* **Your instructions**
Write out every entry exactly as it appears.

•••

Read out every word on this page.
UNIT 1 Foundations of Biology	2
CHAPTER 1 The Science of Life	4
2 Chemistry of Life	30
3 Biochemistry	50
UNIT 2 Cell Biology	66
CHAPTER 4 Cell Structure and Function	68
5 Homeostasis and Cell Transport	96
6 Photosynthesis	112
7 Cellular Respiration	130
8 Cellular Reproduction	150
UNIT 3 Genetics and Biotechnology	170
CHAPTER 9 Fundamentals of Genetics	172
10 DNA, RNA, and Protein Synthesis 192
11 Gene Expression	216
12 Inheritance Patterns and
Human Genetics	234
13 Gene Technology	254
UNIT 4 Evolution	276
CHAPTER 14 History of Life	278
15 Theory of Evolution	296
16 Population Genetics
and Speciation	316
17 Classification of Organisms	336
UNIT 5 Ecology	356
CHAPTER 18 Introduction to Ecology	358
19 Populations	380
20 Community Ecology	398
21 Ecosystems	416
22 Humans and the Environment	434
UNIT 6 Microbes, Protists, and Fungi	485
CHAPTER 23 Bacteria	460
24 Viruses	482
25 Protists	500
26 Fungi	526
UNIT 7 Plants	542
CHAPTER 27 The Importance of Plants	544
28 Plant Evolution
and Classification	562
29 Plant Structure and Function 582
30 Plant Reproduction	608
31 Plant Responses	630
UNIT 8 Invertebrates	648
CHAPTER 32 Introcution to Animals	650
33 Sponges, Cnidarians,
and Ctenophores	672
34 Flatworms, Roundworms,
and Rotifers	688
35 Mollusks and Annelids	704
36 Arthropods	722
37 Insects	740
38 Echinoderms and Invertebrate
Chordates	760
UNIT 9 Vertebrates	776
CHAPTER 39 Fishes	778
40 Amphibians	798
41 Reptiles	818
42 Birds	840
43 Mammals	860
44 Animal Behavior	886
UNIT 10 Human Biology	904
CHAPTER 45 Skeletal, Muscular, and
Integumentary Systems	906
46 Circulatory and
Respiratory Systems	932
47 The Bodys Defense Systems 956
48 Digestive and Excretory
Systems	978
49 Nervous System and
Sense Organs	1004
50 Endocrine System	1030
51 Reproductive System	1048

•••

* **Output of the exercise**
Read out every word on this page.
UNIT 1 Foundations of Biology	2
CHAPTER 1 The Science of Life	4
2 Chemistry of Life	30
3 Biochemistry	50
UNIT 2 Cell Biology	66
CHAPTER 4 Cell Structure and Function	68
5 Homeostasis and Cell Transport	96
6 Photosynthesis	112
7 Cellular Respiration	130
8 Cellular Reproduction	150
UNIT 3 Genetics and Biotechnology	170
CHAPTER 9 Fundamentals of Genetics	172
10 DNA, RNA, and Protein Synthesis 192
11 Gene Expression	216
12 Inheritance Patterns and
Human Genetics	234
13 Gene Technology	254
UNIT 4 Evolution	276
CHAPTER 14 History of Life	278
15 Theory of Evolution	296
16 Population Genetics
and Speciation	316
17 Classification of Organisms	336
UNIT 5 Ecology	356
CHAPTER 18 Introduction to Ecology	358
19 Populations	380
20 Community Ecology	398
21 Ecosystems	416
22 Humans and the Environment	434
UNIT 6 Microbes, Protists, and Fungi	485
CHAPTER 23 Bacteria	460
24 Viruses	482
25 Protists	500
26 Fungi	526
UNIT 7 Plants	542
CHAPTER 27 The Importance of Plants	544
28 Plant Evolution
and Classification	562
29 Plant Structure and Function 582
30 Plant Reproduction	608
31 Plant Responses	630
UNIT 8 Invertebrates	648
CHAPTER 32 Introcution to Animals	650
33 Sponges, Cnidarians,
and Ctenophores	672
34 Flatworms, Roundworms,
and Rotifers	688
35 Mollusks and Annelids	704
36 Arthropods	722
37 Insects	740
38 Echinoderms and Invertebrate
Chordates	760
UNIT 9 Vertebrates	776
CHAPTER 39 Fishes	778
40 Amphibians	798
41 Reptiles	818
42 Birds	840
43 Mammals	860
44 Animal Behavior	886
UNIT 10 Human Biology	904
CHAPTER 45 Skeletal, Muscular, and
Integumentary Systems	906
46 Circulatory and
Respiratory Systems	932
47 The Bodys Defense Systems 956
48 Digestive and Excretory
Systems	978
49 Nervous System and
Sense Organs	1004
50 Endocrine System	1030
51 Reproductive System	1048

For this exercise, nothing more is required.